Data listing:
+ + + +
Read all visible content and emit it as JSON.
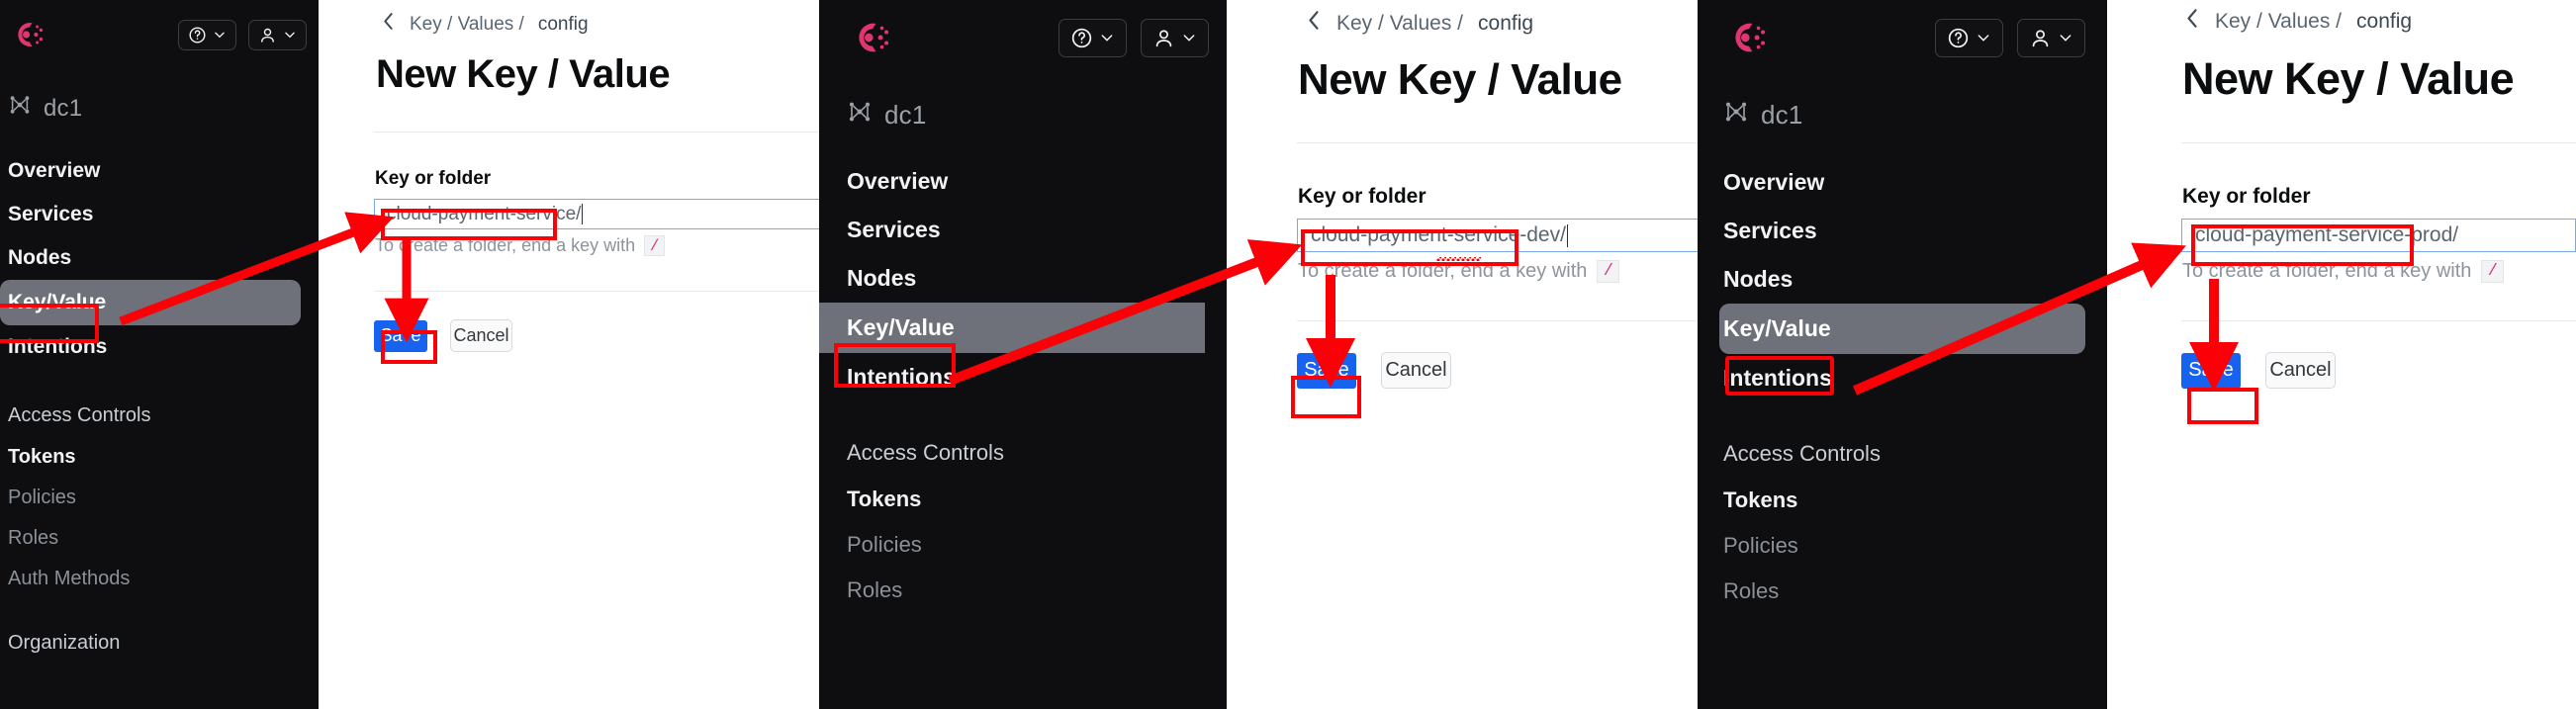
{
  "app": {
    "brand_color": "#e0356e",
    "sidebar_bg": "#0e0e10",
    "accent_blue": "#1862f0",
    "annotation_red": "#fb0007",
    "active_nav_bg": "#6e7179"
  },
  "sidebar": {
    "datacenter": "dc1",
    "help_button": {
      "icon": "question-circle-icon",
      "chevron": "chevron-down-icon"
    },
    "user_button": {
      "icon": "user-icon",
      "chevron": "chevron-down-icon"
    },
    "items": [
      {
        "label": "Overview",
        "style": "bold"
      },
      {
        "label": "Services",
        "style": "bold"
      },
      {
        "label": "Nodes",
        "style": "bold"
      },
      {
        "label": "Key/Value",
        "style": "bold",
        "active": true
      },
      {
        "label": "Intentions",
        "style": "bold"
      },
      {
        "label": "Access Controls",
        "style": "section"
      },
      {
        "label": "Tokens",
        "style": "bold"
      },
      {
        "label": "Policies",
        "style": "dim"
      },
      {
        "label": "Roles",
        "style": "dim"
      },
      {
        "label": "Auth Methods",
        "style": "dim"
      },
      {
        "label": "Organization",
        "style": "section"
      }
    ]
  },
  "breadcrumb": {
    "back_icon": "chevron-left-icon",
    "segments": [
      "Key / Values /",
      "config"
    ]
  },
  "page": {
    "title": "New Key / Value",
    "field_label": "Key or folder",
    "hint_prefix": "To create a folder, end a key with",
    "hint_badge": "/",
    "save_label": "Save",
    "cancel_label": "Cancel"
  },
  "panels": [
    {
      "key_value": "cloud-payment-service/"
    },
    {
      "key_value": "cloud-payment-service-dev/"
    },
    {
      "key_value": "cloud-payment-service-prod/"
    }
  ]
}
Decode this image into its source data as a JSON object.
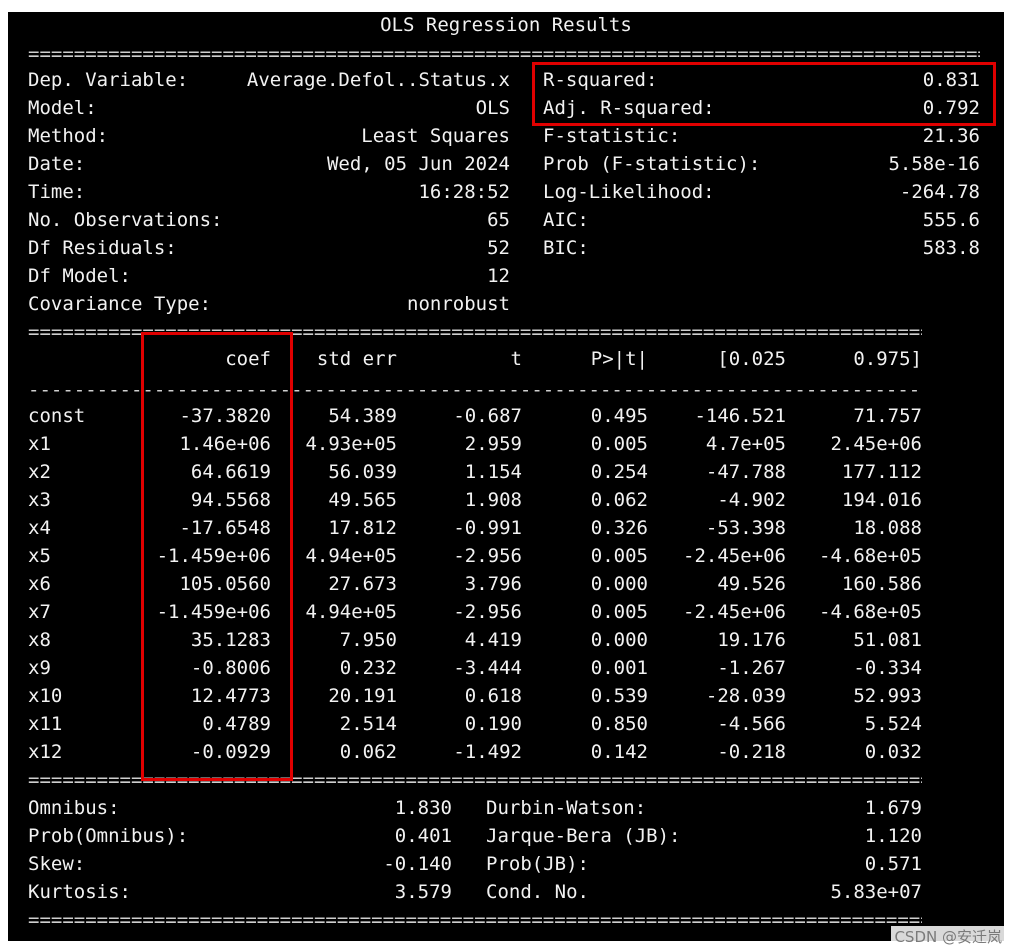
{
  "title": "OLS Regression Results",
  "highlight_color": "#e00000",
  "top_left": [
    {
      "label": "Dep. Variable:",
      "value": "Average.Defol..Status.x"
    },
    {
      "label": "Model:",
      "value": "OLS"
    },
    {
      "label": "Method:",
      "value": "Least Squares"
    },
    {
      "label": "Date:",
      "value": "Wed, 05 Jun 2024"
    },
    {
      "label": "Time:",
      "value": "16:28:52"
    },
    {
      "label": "No. Observations:",
      "value": "65"
    },
    {
      "label": "Df Residuals:",
      "value": "52"
    },
    {
      "label": "Df Model:",
      "value": "12"
    },
    {
      "label": "Covariance Type:",
      "value": "nonrobust"
    }
  ],
  "top_right": [
    {
      "label": "R-squared:",
      "value": "0.831"
    },
    {
      "label": "Adj. R-squared:",
      "value": "0.792"
    },
    {
      "label": "F-statistic:",
      "value": "21.36"
    },
    {
      "label": "Prob (F-statistic):",
      "value": "5.58e-16"
    },
    {
      "label": "Log-Likelihood:",
      "value": "-264.78"
    },
    {
      "label": "AIC:",
      "value": "555.6"
    },
    {
      "label": "BIC:",
      "value": "583.8"
    }
  ],
  "coef_headers": [
    "coef",
    "std err",
    "t",
    "P>|t|",
    "[0.025",
    "0.975]"
  ],
  "coef_rows": [
    [
      "const",
      "-37.3820",
      "54.389",
      "-0.687",
      "0.495",
      "-146.521",
      "71.757"
    ],
    [
      "x1",
      "1.46e+06",
      "4.93e+05",
      "2.959",
      "0.005",
      "4.7e+05",
      "2.45e+06"
    ],
    [
      "x2",
      "64.6619",
      "56.039",
      "1.154",
      "0.254",
      "-47.788",
      "177.112"
    ],
    [
      "x3",
      "94.5568",
      "49.565",
      "1.908",
      "0.062",
      "-4.902",
      "194.016"
    ],
    [
      "x4",
      "-17.6548",
      "17.812",
      "-0.991",
      "0.326",
      "-53.398",
      "18.088"
    ],
    [
      "x5",
      "-1.459e+06",
      "4.94e+05",
      "-2.956",
      "0.005",
      "-2.45e+06",
      "-4.68e+05"
    ],
    [
      "x6",
      "105.0560",
      "27.673",
      "3.796",
      "0.000",
      "49.526",
      "160.586"
    ],
    [
      "x7",
      "-1.459e+06",
      "4.94e+05",
      "-2.956",
      "0.005",
      "-2.45e+06",
      "-4.68e+05"
    ],
    [
      "x8",
      "35.1283",
      "7.950",
      "4.419",
      "0.000",
      "19.176",
      "51.081"
    ],
    [
      "x9",
      "-0.8006",
      "0.232",
      "-3.444",
      "0.001",
      "-1.267",
      "-0.334"
    ],
    [
      "x10",
      "12.4773",
      "20.191",
      "0.618",
      "0.539",
      "-28.039",
      "52.993"
    ],
    [
      "x11",
      "0.4789",
      "2.514",
      "0.190",
      "0.850",
      "-4.566",
      "5.524"
    ],
    [
      "x12",
      "-0.0929",
      "0.062",
      "-1.492",
      "0.142",
      "-0.218",
      "0.032"
    ]
  ],
  "bottom_left": [
    {
      "label": "Omnibus:",
      "value": "1.830"
    },
    {
      "label": "Prob(Omnibus):",
      "value": "0.401"
    },
    {
      "label": "Skew:",
      "value": "-0.140"
    },
    {
      "label": "Kurtosis:",
      "value": "3.579"
    }
  ],
  "bottom_right": [
    {
      "label": "Durbin-Watson:",
      "value": "1.679"
    },
    {
      "label": "Jarque-Bera (JB):",
      "value": "1.120"
    },
    {
      "label": "Prob(JB):",
      "value": "0.571"
    },
    {
      "label": "Cond. No.",
      "value": "5.83e+07"
    }
  ],
  "watermark": "CSDN @安迁岚"
}
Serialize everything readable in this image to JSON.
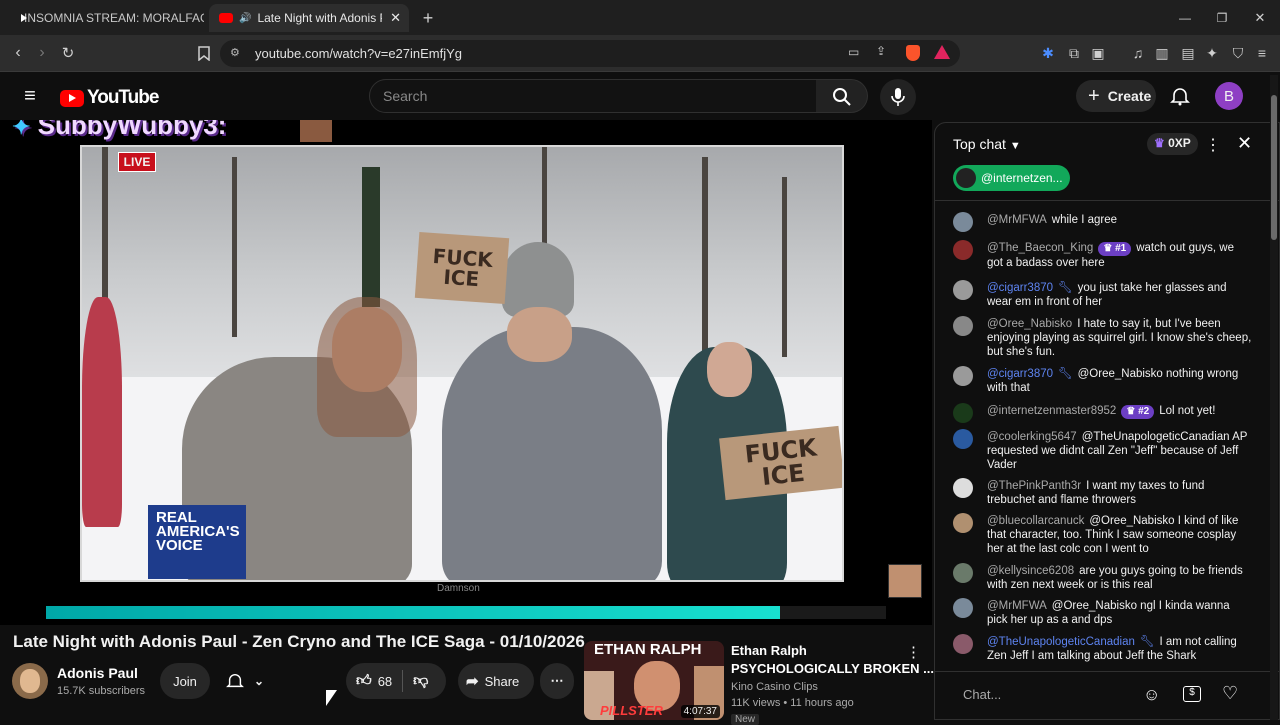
{
  "browser": {
    "tabs": [
      {
        "label": "INSOMNIA STREAM: MORALFAG EDI",
        "active": false
      },
      {
        "label": "Late Night with Adonis Paul -",
        "active": true
      }
    ],
    "url": "youtube.com/watch?v=e27inEmfjYg"
  },
  "header": {
    "logo_text": "YouTube",
    "search_placeholder": "Search",
    "create_label": "Create",
    "avatar_letter": "B"
  },
  "player": {
    "overlay_name": "SubbyWubby3:",
    "live_badge": "LIVE",
    "network_logo": "REAL AMERICA'S VOICE",
    "sign_text_1": "FUCK ICE",
    "sign_text_2": "FUCK ICE",
    "watermark": "Damnson"
  },
  "video": {
    "title": "Late Night with Adonis Paul - Zen Cryno and The ICE Saga - 01/10/2026",
    "channel_name": "Adonis Paul",
    "subscribers": "15.7K subscribers",
    "join_label": "Join",
    "likes": "68",
    "share_label": "Share"
  },
  "recommended": {
    "thumb_text": "ETHAN RALPH",
    "thumb_sub": "PILLSTER",
    "duration": "4:07:37",
    "channel_line": "Ethan Ralph",
    "title": "PSYCHOLOGICALLY BROKEN ...",
    "channel": "Kino Casino Clips",
    "meta": "11K views • 11 hours ago",
    "badge": "New"
  },
  "chat": {
    "header": "Top chat",
    "xp": "0XP",
    "pinned_user": "@internetzen...",
    "input_placeholder": "Chat...",
    "messages": [
      {
        "user": "@MrMFWA",
        "badge": "",
        "mod": false,
        "text": "while I agree"
      },
      {
        "user": "@The_Baecon_King",
        "badge": "#1",
        "mod": false,
        "text": "watch out guys, we got a badass over here"
      },
      {
        "user": "@cigarr3870",
        "badge": "",
        "mod": true,
        "text": "you just take her glasses and wear em in front of her"
      },
      {
        "user": "@Oree_Nabisko",
        "badge": "",
        "mod": false,
        "text": "I hate to say it, but I've been enjoying playing as squirrel girl. I know she's cheep, but she's fun."
      },
      {
        "user": "@cigarr3870",
        "badge": "",
        "mod": true,
        "text": "@Oree_Nabisko nothing wrong with that"
      },
      {
        "user": "@internetzenmaster8952",
        "badge": "#2",
        "mod": false,
        "text": "Lol not yet!"
      },
      {
        "user": "@coolerking5647",
        "badge": "",
        "mod": false,
        "text": "@TheUnapologeticCanadian AP requested we didnt call Zen \"Jeff\" because of Jeff Vader"
      },
      {
        "user": "@ThePinkPanth3r",
        "badge": "",
        "mod": false,
        "text": "I want my taxes to fund trebuchet and flame throwers"
      },
      {
        "user": "@bluecollarcanuck",
        "badge": "",
        "mod": false,
        "text": "@Oree_Nabisko I kind of like that character, too. Think I saw someone cosplay her at the last colc con I went to"
      },
      {
        "user": "@kellysince6208",
        "badge": "",
        "mod": false,
        "text": "are you guys going to be friends with zen next week or is this real"
      },
      {
        "user": "@MrMFWA",
        "badge": "",
        "mod": false,
        "text": "@Oree_Nabisko ngl I kinda wanna pick her up as a and dps"
      },
      {
        "user": "@TheUnapologeticCanadian",
        "badge": "",
        "mod": true,
        "text": "I am not calling Zen Jeff I am talking about Jeff the Shark"
      }
    ]
  },
  "colors": {
    "accent": "#ff0000",
    "chat_badge": "#6c3fc4",
    "mod_blue": "#5e84f1",
    "progress": "#18e0d0"
  }
}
+ + + +
■ **TASK STATEMENT**
The answer is a single number: how many lines include the word "Late"?

■ **COMPLETE RESPONSE**
2